__The task__.
Every line of the material that follows must be printed again exactly.
━━━━━ Records
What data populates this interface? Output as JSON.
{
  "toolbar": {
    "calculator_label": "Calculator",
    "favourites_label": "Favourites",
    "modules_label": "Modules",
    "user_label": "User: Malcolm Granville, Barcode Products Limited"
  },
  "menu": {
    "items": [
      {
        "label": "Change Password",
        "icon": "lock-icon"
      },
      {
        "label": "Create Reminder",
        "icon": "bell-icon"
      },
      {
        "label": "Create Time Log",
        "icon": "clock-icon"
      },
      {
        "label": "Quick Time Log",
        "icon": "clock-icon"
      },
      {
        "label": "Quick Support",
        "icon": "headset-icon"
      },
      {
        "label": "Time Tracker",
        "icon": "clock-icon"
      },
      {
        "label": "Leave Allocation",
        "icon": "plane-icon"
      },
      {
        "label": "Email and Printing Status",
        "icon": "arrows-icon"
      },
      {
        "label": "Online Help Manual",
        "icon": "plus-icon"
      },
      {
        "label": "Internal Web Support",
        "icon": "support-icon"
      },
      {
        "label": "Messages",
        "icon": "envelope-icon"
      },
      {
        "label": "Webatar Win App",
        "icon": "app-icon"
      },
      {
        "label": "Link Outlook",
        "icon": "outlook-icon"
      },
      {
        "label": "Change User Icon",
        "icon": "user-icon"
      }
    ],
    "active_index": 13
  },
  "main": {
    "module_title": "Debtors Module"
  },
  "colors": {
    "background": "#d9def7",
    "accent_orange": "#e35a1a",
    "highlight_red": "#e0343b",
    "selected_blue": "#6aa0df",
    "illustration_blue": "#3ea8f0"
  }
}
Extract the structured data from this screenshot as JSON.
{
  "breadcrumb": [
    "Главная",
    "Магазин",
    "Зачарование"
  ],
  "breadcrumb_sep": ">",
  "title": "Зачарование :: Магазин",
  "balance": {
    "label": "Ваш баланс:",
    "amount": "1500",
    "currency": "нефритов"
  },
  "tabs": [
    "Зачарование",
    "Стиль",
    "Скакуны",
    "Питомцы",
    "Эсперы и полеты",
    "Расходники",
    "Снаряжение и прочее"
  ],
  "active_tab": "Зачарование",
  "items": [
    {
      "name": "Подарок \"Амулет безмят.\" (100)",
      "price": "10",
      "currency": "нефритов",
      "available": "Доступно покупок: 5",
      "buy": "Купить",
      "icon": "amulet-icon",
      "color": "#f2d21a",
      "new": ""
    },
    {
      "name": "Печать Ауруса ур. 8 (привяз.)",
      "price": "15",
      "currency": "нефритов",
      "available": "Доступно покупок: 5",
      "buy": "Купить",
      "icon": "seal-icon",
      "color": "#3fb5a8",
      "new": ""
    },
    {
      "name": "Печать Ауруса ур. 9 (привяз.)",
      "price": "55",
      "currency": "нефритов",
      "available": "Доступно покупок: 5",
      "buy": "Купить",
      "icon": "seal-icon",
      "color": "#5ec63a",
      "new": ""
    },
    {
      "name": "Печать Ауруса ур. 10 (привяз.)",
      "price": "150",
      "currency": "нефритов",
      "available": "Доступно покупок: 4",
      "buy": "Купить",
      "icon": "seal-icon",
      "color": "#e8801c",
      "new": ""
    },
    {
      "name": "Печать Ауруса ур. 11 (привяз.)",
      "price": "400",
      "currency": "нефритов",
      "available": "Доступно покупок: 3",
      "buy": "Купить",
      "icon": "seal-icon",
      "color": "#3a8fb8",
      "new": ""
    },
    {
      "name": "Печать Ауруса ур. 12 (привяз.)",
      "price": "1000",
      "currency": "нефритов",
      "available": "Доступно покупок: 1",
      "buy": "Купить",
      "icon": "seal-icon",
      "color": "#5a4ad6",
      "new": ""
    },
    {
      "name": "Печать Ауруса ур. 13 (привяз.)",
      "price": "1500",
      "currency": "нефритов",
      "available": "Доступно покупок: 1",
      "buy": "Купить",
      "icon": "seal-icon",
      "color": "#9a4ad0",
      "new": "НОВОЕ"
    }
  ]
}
━━━━━━━━━━
__Response__.
What data populates this interface? Output as JSON.
{
  "toolbar": {
    "calculator_label": "Calculator",
    "favourites_label": "Favourites",
    "modules_label": "Modules",
    "user_label": "User: Malcolm Granville, Barcode Products Limited"
  },
  "menu": {
    "items": [
      {
        "label": "Change Password",
        "icon": "lock-icon"
      },
      {
        "label": "Create Reminder",
        "icon": "bell-icon"
      },
      {
        "label": "Create Time Log",
        "icon": "clock-icon"
      },
      {
        "label": "Quick Time Log",
        "icon": "clock-icon"
      },
      {
        "label": "Quick Support",
        "icon": "headset-icon"
      },
      {
        "label": "Time Tracker",
        "icon": "clock-icon"
      },
      {
        "label": "Leave Allocation",
        "icon": "plane-icon"
      },
      {
        "label": "Email and Printing Status",
        "icon": "arrows-icon"
      },
      {
        "label": "Online Help Manual",
        "icon": "plus-icon"
      },
      {
        "label": "Internal Web Support",
        "icon": "support-icon"
      },
      {
        "label": "Messages",
        "icon": "envelope-icon"
      },
      {
        "label": "Webatar Win App",
        "icon": "app-icon"
      },
      {
        "label": "Link Outlook",
        "icon": "outlook-icon"
      },
      {
        "label": "Change User Icon",
        "icon": "user-icon"
      }
    ],
    "active_index": 13
  },
  "main": {
    "module_title": "Debtors Module"
  },
  "colors": {
    "background": "#d9def7",
    "accent_orange": "#e35a1a",
    "highlight_red": "#e0343b",
    "selected_blue": "#6aa0df",
    "illustration_blue": "#3ea8f0"
  }
}
Extract the structured data from this screenshot as JSON.
{
  "breadcrumb": [
    "Главная",
    "Магазин",
    "Зачарование"
  ],
  "breadcrumb_sep": ">",
  "title": "Зачарование :: Магазин",
  "balance": {
    "label": "Ваш баланс:",
    "amount": "1500",
    "currency": "нефритов"
  },
  "tabs": [
    "Зачарование",
    "Стиль",
    "Скакуны",
    "Питомцы",
    "Эсперы и полеты",
    "Расходники",
    "Снаряжение и прочее"
  ],
  "active_tab": "Зачарование",
  "items": [
    {
      "name": "Подарок \"Амулет безмят.\" (100)",
      "price": "10",
      "currency": "нефритов",
      "available": "Доступно покупок: 5",
      "buy": "Купить",
      "icon": "amulet-icon",
      "color": "#f2d21a",
      "new": ""
    },
    {
      "name": "Печать Ауруса ур. 8 (привяз.)",
      "price": "15",
      "currency": "нефритов",
      "available": "Доступно покупок: 5",
      "buy": "Купить",
      "icon": "seal-icon",
      "color": "#3fb5a8",
      "new": ""
    },
    {
      "name": "Печать Ауруса ур. 9 (привяз.)",
      "price": "55",
      "currency": "нефритов",
      "available": "Доступно покупок: 5",
      "buy": "Купить",
      "icon": "seal-icon",
      "color": "#5ec63a",
      "new": ""
    },
    {
      "name": "Печать Ауруса ур. 10 (привяз.)",
      "price": "150",
      "currency": "нефритов",
      "available": "Доступно покупок: 4",
      "buy": "Купить",
      "icon": "seal-icon",
      "color": "#e8801c",
      "new": ""
    },
    {
      "name": "Печать Ауруса ур. 11 (привяз.)",
      "price": "400",
      "currency": "нефритов",
      "available": "Доступно покупок: 3",
      "buy": "Купить",
      "icon": "seal-icon",
      "color": "#3a8fb8",
      "new": ""
    },
    {
      "name": "Печать Ауруса ур. 12 (привяз.)",
      "price": "1000",
      "currency": "нефритов",
      "available": "Доступно покупок: 1",
      "buy": "Купить",
      "icon": "seal-icon",
      "color": "#5a4ad6",
      "new": ""
    },
    {
      "name": "Печать Ауруса ур. 13 (привяз.)",
      "price": "1500",
      "currency": "нефритов",
      "available": "Доступно покупок: 1",
      "buy": "Купить",
      "icon": "seal-icon",
      "color": "#9a4ad0",
      "new": "НОВОЕ"
    }
  ]
}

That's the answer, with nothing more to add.